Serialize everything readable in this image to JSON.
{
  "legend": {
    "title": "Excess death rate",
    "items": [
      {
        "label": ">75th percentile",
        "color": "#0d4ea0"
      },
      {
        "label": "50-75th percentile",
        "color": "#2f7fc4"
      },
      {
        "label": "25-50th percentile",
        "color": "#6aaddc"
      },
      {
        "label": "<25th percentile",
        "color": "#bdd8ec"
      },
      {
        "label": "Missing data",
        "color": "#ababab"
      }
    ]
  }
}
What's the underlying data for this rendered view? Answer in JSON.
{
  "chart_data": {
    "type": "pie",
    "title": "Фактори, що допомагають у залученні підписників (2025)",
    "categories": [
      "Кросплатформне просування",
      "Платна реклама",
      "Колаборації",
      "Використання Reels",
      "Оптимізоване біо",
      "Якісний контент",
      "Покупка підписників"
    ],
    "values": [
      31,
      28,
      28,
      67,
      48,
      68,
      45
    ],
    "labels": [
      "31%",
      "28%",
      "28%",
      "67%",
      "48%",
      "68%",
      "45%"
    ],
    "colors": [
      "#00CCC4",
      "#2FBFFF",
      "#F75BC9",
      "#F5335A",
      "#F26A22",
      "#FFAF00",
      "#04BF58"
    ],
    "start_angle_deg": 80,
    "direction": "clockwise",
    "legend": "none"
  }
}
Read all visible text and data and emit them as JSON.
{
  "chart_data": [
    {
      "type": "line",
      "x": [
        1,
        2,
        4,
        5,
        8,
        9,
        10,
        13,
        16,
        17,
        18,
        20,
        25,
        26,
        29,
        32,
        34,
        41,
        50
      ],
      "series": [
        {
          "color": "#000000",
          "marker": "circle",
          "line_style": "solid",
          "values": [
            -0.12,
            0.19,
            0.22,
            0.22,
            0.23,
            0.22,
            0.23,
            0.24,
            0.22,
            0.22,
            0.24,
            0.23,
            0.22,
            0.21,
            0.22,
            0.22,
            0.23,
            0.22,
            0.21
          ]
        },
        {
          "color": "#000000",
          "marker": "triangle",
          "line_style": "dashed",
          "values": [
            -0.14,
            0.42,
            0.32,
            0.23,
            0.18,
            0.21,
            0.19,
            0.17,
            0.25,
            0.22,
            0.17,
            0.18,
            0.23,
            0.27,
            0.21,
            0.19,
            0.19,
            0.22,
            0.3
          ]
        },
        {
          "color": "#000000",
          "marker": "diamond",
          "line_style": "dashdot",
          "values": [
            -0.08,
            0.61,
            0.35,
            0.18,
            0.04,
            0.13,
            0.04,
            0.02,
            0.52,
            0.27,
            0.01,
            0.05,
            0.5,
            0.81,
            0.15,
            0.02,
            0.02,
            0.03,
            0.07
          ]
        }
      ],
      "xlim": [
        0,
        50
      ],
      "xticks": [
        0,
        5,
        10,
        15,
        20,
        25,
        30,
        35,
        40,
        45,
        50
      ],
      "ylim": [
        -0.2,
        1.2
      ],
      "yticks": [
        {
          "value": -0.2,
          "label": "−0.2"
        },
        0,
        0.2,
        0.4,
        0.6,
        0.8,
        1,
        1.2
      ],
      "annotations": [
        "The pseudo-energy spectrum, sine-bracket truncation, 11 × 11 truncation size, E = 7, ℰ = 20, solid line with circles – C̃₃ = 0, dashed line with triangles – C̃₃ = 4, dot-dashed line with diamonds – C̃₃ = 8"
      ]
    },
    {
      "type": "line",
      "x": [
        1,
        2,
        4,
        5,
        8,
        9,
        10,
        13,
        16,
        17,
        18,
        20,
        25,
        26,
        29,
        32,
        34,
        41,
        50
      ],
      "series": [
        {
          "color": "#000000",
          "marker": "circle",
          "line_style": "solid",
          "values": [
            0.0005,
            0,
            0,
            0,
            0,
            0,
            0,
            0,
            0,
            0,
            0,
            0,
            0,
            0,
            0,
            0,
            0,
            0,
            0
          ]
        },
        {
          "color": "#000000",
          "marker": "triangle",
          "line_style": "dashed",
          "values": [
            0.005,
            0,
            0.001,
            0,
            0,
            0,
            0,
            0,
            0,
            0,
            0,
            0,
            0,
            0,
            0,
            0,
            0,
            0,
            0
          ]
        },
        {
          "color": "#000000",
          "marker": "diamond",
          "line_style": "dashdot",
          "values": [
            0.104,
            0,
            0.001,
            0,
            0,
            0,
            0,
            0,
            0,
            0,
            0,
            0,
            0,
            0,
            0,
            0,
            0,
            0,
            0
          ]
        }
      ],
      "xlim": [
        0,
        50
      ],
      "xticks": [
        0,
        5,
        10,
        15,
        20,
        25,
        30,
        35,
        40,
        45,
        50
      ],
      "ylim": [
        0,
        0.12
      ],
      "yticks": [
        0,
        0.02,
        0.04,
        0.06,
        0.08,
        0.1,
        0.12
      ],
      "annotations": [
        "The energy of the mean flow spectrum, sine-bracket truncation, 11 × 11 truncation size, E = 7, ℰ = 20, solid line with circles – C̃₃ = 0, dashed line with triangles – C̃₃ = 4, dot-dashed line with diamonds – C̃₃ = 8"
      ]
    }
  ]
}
───
Set exercise: Return the listing above in its exact form.

Problem solution:
Serialize everything readable in this image to JSON.
{
  "legend": {
    "title": "Excess death rate",
    "items": [
      {
        "label": ">75th percentile",
        "color": "#0d4ea0"
      },
      {
        "label": "50-75th percentile",
        "color": "#2f7fc4"
      },
      {
        "label": "25-50th percentile",
        "color": "#6aaddc"
      },
      {
        "label": "<25th percentile",
        "color": "#bdd8ec"
      },
      {
        "label": "Missing data",
        "color": "#ababab"
      }
    ]
  }
}
What's the underlying data for this rendered view? Answer in JSON.
{
  "chart_data": {
    "type": "pie",
    "title": "Фактори, що допомагають у залученні підписників (2025)",
    "categories": [
      "Кросплатформне просування",
      "Платна реклама",
      "Колаборації",
      "Використання Reels",
      "Оптимізоване біо",
      "Якісний контент",
      "Покупка підписників"
    ],
    "values": [
      31,
      28,
      28,
      67,
      48,
      68,
      45
    ],
    "labels": [
      "31%",
      "28%",
      "28%",
      "67%",
      "48%",
      "68%",
      "45%"
    ],
    "colors": [
      "#00CCC4",
      "#2FBFFF",
      "#F75BC9",
      "#F5335A",
      "#F26A22",
      "#FFAF00",
      "#04BF58"
    ],
    "start_angle_deg": 80,
    "direction": "clockwise",
    "legend": "none"
  }
}
Read all visible text and data and emit them as JSON.
{
  "chart_data": [
    {
      "type": "line",
      "x": [
        1,
        2,
        4,
        5,
        8,
        9,
        10,
        13,
        16,
        17,
        18,
        20,
        25,
        26,
        29,
        32,
        34,
        41,
        50
      ],
      "series": [
        {
          "color": "#000000",
          "marker": "circle",
          "line_style": "solid",
          "values": [
            -0.12,
            0.19,
            0.22,
            0.22,
            0.23,
            0.22,
            0.23,
            0.24,
            0.22,
            0.22,
            0.24,
            0.23,
            0.22,
            0.21,
            0.22,
            0.22,
            0.23,
            0.22,
            0.21
          ]
        },
        {
          "color": "#000000",
          "marker": "triangle",
          "line_style": "dashed",
          "values": [
            -0.14,
            0.42,
            0.32,
            0.23,
            0.18,
            0.21,
            0.19,
            0.17,
            0.25,
            0.22,
            0.17,
            0.18,
            0.23,
            0.27,
            0.21,
            0.19,
            0.19,
            0.22,
            0.3
          ]
        },
        {
          "color": "#000000",
          "marker": "diamond",
          "line_style": "dashdot",
          "values": [
            -0.08,
            0.61,
            0.35,
            0.18,
            0.04,
            0.13,
            0.04,
            0.02,
            0.52,
            0.27,
            0.01,
            0.05,
            0.5,
            0.81,
            0.15,
            0.02,
            0.02,
            0.03,
            0.07
          ]
        }
      ],
      "xlim": [
        0,
        50
      ],
      "xticks": [
        0,
        5,
        10,
        15,
        20,
        25,
        30,
        35,
        40,
        45,
        50
      ],
      "ylim": [
        -0.2,
        1.2
      ],
      "yticks": [
        {
          "value": -0.2,
          "label": "−0.2"
        },
        0,
        0.2,
        0.4,
        0.6,
        0.8,
        1,
        1.2
      ],
      "annotations": [
        "The pseudo-energy spectrum, sine-bracket truncation, 11 × 11 truncation size, E = 7, ℰ = 20, solid line with circles – C̃₃ = 0, dashed line with triangles – C̃₃ = 4, dot-dashed line with diamonds – C̃₃ = 8"
      ]
    },
    {
      "type": "line",
      "x": [
        1,
        2,
        4,
        5,
        8,
        9,
        10,
        13,
        16,
        17,
        18,
        20,
        25,
        26,
        29,
        32,
        34,
        41,
        50
      ],
      "series": [
        {
          "color": "#000000",
          "marker": "circle",
          "line_style": "solid",
          "values": [
            0.0005,
            0,
            0,
            0,
            0,
            0,
            0,
            0,
            0,
            0,
            0,
            0,
            0,
            0,
            0,
            0,
            0,
            0,
            0
          ]
        },
        {
          "color": "#000000",
          "marker": "triangle",
          "line_style": "dashed",
          "values": [
            0.005,
            0,
            0.001,
            0,
            0,
            0,
            0,
            0,
            0,
            0,
            0,
            0,
            0,
            0,
            0,
            0,
            0,
            0,
            0
          ]
        },
        {
          "color": "#000000",
          "marker": "diamond",
          "line_style": "dashdot",
          "values": [
            0.104,
            0,
            0.001,
            0,
            0,
            0,
            0,
            0,
            0,
            0,
            0,
            0,
            0,
            0,
            0,
            0,
            0,
            0,
            0
          ]
        }
      ],
      "xlim": [
        0,
        50
      ],
      "xticks": [
        0,
        5,
        10,
        15,
        20,
        25,
        30,
        35,
        40,
        45,
        50
      ],
      "ylim": [
        0,
        0.12
      ],
      "yticks": [
        0,
        0.02,
        0.04,
        0.06,
        0.08,
        0.1,
        0.12
      ],
      "annotations": [
        "The energy of the mean flow spectrum, sine-bracket truncation, 11 × 11 truncation size, E = 7, ℰ = 20, solid line with circles – C̃₃ = 0, dashed line with triangles – C̃₃ = 4, dot-dashed line with diamonds – C̃₃ = 8"
      ]
    }
  ]
}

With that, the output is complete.